**Task objective**: Output all of the data below exactly as given.

* START Records supplied *

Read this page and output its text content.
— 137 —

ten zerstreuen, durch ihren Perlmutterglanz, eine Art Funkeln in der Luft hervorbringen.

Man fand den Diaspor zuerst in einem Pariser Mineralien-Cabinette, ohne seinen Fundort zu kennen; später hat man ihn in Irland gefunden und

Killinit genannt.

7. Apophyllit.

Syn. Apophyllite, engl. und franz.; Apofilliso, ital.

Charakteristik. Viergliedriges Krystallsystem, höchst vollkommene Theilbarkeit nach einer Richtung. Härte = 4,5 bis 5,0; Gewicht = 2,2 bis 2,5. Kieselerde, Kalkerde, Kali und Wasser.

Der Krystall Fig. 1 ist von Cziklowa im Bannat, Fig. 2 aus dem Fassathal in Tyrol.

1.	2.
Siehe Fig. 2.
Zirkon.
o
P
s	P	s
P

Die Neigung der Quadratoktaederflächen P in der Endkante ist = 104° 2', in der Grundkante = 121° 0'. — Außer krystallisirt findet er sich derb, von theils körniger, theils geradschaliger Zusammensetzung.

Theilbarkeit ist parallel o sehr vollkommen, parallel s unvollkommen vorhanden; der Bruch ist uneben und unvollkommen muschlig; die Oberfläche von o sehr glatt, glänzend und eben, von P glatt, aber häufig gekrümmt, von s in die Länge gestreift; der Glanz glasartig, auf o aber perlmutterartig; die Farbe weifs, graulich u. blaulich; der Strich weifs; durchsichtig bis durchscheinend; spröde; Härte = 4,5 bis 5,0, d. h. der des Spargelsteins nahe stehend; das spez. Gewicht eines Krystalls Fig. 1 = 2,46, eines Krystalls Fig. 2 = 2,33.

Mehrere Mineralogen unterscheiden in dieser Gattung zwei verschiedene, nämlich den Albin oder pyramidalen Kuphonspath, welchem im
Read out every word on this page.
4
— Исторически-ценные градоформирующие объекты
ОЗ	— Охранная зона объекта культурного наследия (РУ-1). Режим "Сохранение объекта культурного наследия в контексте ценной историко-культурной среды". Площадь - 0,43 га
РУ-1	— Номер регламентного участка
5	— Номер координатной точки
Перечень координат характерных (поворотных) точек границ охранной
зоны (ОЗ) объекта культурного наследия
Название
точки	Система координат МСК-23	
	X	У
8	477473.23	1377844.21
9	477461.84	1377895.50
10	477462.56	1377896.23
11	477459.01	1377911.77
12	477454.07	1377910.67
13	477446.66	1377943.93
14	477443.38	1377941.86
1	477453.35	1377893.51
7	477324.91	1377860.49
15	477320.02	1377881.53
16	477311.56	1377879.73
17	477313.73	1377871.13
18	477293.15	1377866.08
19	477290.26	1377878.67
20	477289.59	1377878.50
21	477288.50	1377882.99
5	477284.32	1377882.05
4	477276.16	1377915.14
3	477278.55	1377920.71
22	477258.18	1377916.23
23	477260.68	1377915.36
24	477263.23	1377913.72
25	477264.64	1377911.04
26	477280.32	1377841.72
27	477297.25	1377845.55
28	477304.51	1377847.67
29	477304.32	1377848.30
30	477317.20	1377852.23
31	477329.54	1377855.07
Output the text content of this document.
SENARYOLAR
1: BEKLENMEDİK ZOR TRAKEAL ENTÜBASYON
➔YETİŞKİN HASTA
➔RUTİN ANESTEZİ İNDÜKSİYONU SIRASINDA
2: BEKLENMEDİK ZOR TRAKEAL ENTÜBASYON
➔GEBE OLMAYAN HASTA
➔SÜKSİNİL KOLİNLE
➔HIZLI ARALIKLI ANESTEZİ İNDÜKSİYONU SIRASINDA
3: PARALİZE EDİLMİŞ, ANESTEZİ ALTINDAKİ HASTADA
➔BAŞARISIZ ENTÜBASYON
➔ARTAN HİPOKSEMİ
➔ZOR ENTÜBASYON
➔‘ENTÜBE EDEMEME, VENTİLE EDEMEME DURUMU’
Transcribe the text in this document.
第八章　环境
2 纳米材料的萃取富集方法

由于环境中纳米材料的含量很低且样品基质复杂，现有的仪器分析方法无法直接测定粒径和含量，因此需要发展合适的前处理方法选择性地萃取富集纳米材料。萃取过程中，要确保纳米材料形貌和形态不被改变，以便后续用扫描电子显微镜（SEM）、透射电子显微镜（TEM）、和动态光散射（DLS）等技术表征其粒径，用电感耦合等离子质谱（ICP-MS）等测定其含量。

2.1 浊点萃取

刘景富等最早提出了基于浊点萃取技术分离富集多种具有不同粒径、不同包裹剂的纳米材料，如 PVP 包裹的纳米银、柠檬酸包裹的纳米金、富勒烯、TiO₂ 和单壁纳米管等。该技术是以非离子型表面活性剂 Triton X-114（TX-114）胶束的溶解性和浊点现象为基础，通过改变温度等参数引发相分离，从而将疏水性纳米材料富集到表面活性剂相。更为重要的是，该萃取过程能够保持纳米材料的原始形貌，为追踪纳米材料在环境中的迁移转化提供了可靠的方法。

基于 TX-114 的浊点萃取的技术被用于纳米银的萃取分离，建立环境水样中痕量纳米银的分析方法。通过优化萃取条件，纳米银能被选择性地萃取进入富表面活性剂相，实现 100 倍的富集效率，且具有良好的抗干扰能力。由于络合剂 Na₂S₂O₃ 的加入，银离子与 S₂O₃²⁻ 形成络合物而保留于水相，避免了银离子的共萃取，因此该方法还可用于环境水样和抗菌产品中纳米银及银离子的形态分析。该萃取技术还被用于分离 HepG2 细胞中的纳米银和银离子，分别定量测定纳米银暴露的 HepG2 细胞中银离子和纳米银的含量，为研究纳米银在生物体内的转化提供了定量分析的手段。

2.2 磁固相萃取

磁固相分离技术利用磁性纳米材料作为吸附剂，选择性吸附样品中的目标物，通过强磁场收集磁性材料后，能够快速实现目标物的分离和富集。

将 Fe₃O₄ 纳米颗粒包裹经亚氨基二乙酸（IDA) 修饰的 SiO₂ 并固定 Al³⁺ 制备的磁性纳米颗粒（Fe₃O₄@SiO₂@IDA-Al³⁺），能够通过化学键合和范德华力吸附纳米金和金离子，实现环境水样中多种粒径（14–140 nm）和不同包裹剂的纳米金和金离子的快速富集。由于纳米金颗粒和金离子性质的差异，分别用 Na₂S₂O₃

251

* END Records supplied *

**Solution for this exercise**:
Read this page and output its text content.
— 137 —

ten zerstreuen, durch ihren Perlmutterglanz, eine Art Funkeln in der Luft hervorbringen.

Man fand den Diaspor zuerst in einem Pariser Mineralien-Cabinette, ohne seinen Fundort zu kennen; später hat man ihn in Irland gefunden und

Killinit genannt.

7. Apophyllit.

Syn. Apophyllite, engl. und franz.; Apofilliso, ital.

Charakteristik. Viergliedriges Krystallsystem, höchst vollkommene Theilbarkeit nach einer Richtung. Härte = 4,5 bis 5,0; Gewicht = 2,2 bis 2,5. Kieselerde, Kalkerde, Kali und Wasser.

Der Krystall Fig. 1 ist von Cziklowa im Bannat, Fig. 2 aus dem Fassathal in Tyrol.

1.	2.
Siehe Fig. 2.
Zirkon.
o
P
s	P	s
P

Die Neigung der Quadratoktaederflächen P in der Endkante ist = 104° 2', in der Grundkante = 121° 0'. — Außer krystallisirt findet er sich derb, von theils körniger, theils geradschaliger Zusammensetzung.

Theilbarkeit ist parallel o sehr vollkommen, parallel s unvollkommen vorhanden; der Bruch ist uneben und unvollkommen muschlig; die Oberfläche von o sehr glatt, glänzend und eben, von P glatt, aber häufig gekrümmt, von s in die Länge gestreift; der Glanz glasartig, auf o aber perlmutterartig; die Farbe weifs, graulich u. blaulich; der Strich weifs; durchsichtig bis durchscheinend; spröde; Härte = 4,5 bis 5,0, d. h. der des Spargelsteins nahe stehend; das spez. Gewicht eines Krystalls Fig. 1 = 2,46, eines Krystalls Fig. 2 = 2,33.

Mehrere Mineralogen unterscheiden in dieser Gattung zwei verschiedene, nämlich den Albin oder pyramidalen Kuphonspath, welchem im
Read out every word on this page.
4
— Исторически-ценные градоформирующие объекты
ОЗ	— Охранная зона объекта культурного наследия (РУ-1). Режим "Сохранение объекта культурного наследия в контексте ценной историко-культурной среды". Площадь - 0,43 га
РУ-1	— Номер регламентного участка
5	— Номер координатной точки
Перечень координат характерных (поворотных) точек границ охранной
зоны (ОЗ) объекта культурного наследия
Название
точки	Система координат МСК-23	
	X	У
8	477473.23	1377844.21
9	477461.84	1377895.50
10	477462.56	1377896.23
11	477459.01	1377911.77
12	477454.07	1377910.67
13	477446.66	1377943.93
14	477443.38	1377941.86
1	477453.35	1377893.51
7	477324.91	1377860.49
15	477320.02	1377881.53
16	477311.56	1377879.73
17	477313.73	1377871.13
18	477293.15	1377866.08
19	477290.26	1377878.67
20	477289.59	1377878.50
21	477288.50	1377882.99
5	477284.32	1377882.05
4	477276.16	1377915.14
3	477278.55	1377920.71
22	477258.18	1377916.23
23	477260.68	1377915.36
24	477263.23	1377913.72
25	477264.64	1377911.04
26	477280.32	1377841.72
27	477297.25	1377845.55
28	477304.51	1377847.67
29	477304.32	1377848.30
30	477317.20	1377852.23
31	477329.54	1377855.07
Output the text content of this document.
SENARYOLAR
1: BEKLENMEDİK ZOR TRAKEAL ENTÜBASYON
➔YETİŞKİN HASTA
➔RUTİN ANESTEZİ İNDÜKSİYONU SIRASINDA
2: BEKLENMEDİK ZOR TRAKEAL ENTÜBASYON
➔GEBE OLMAYAN HASTA
➔SÜKSİNİL KOLİNLE
➔HIZLI ARALIKLI ANESTEZİ İNDÜKSİYONU SIRASINDA
3: PARALİZE EDİLMİŞ, ANESTEZİ ALTINDAKİ HASTADA
➔BAŞARISIZ ENTÜBASYON
➔ARTAN HİPOKSEMİ
➔ZOR ENTÜBASYON
➔‘ENTÜBE EDEMEME, VENTİLE EDEMEME DURUMU’
Transcribe the text in this document.
第八章　环境
2 纳米材料的萃取富集方法

由于环境中纳米材料的含量很低且样品基质复杂，现有的仪器分析方法无法直接测定粒径和含量，因此需要发展合适的前处理方法选择性地萃取富集纳米材料。萃取过程中，要确保纳米材料形貌和形态不被改变，以便后续用扫描电子显微镜（SEM）、透射电子显微镜（TEM）、和动态光散射（DLS）等技术表征其粒径，用电感耦合等离子质谱（ICP-MS）等测定其含量。

2.1 浊点萃取

刘景富等最早提出了基于浊点萃取技术分离富集多种具有不同粒径、不同包裹剂的纳米材料，如 PVP 包裹的纳米银、柠檬酸包裹的纳米金、富勒烯、TiO₂ 和单壁纳米管等。该技术是以非离子型表面活性剂 Triton X-114（TX-114）胶束的溶解性和浊点现象为基础，通过改变温度等参数引发相分离，从而将疏水性纳米材料富集到表面活性剂相。更为重要的是，该萃取过程能够保持纳米材料的原始形貌，为追踪纳米材料在环境中的迁移转化提供了可靠的方法。

基于 TX-114 的浊点萃取的技术被用于纳米银的萃取分离，建立环境水样中痕量纳米银的分析方法。通过优化萃取条件，纳米银能被选择性地萃取进入富表面活性剂相，实现 100 倍的富集效率，且具有良好的抗干扰能力。由于络合剂 Na₂S₂O₃ 的加入，银离子与 S₂O₃²⁻ 形成络合物而保留于水相，避免了银离子的共萃取，因此该方法还可用于环境水样和抗菌产品中纳米银及银离子的形态分析。该萃取技术还被用于分离 HepG2 细胞中的纳米银和银离子，分别定量测定纳米银暴露的 HepG2 细胞中银离子和纳米银的含量，为研究纳米银在生物体内的转化提供了定量分析的手段。

2.2 磁固相萃取

磁固相分离技术利用磁性纳米材料作为吸附剂，选择性吸附样品中的目标物，通过强磁场收集磁性材料后，能够快速实现目标物的分离和富集。

将 Fe₃O₄ 纳米颗粒包裹经亚氨基二乙酸（IDA) 修饰的 SiO₂ 并固定 Al³⁺ 制备的磁性纳米颗粒（Fe₃O₄@SiO₂@IDA-Al³⁺），能够通过化学键合和范德华力吸附纳米金和金离子，实现环境水样中多种粒径（14–140 nm）和不同包裹剂的纳米金和金离子的快速富集。由于纳米金颗粒和金离子性质的差异，分别用 Na₂S₂O₃

251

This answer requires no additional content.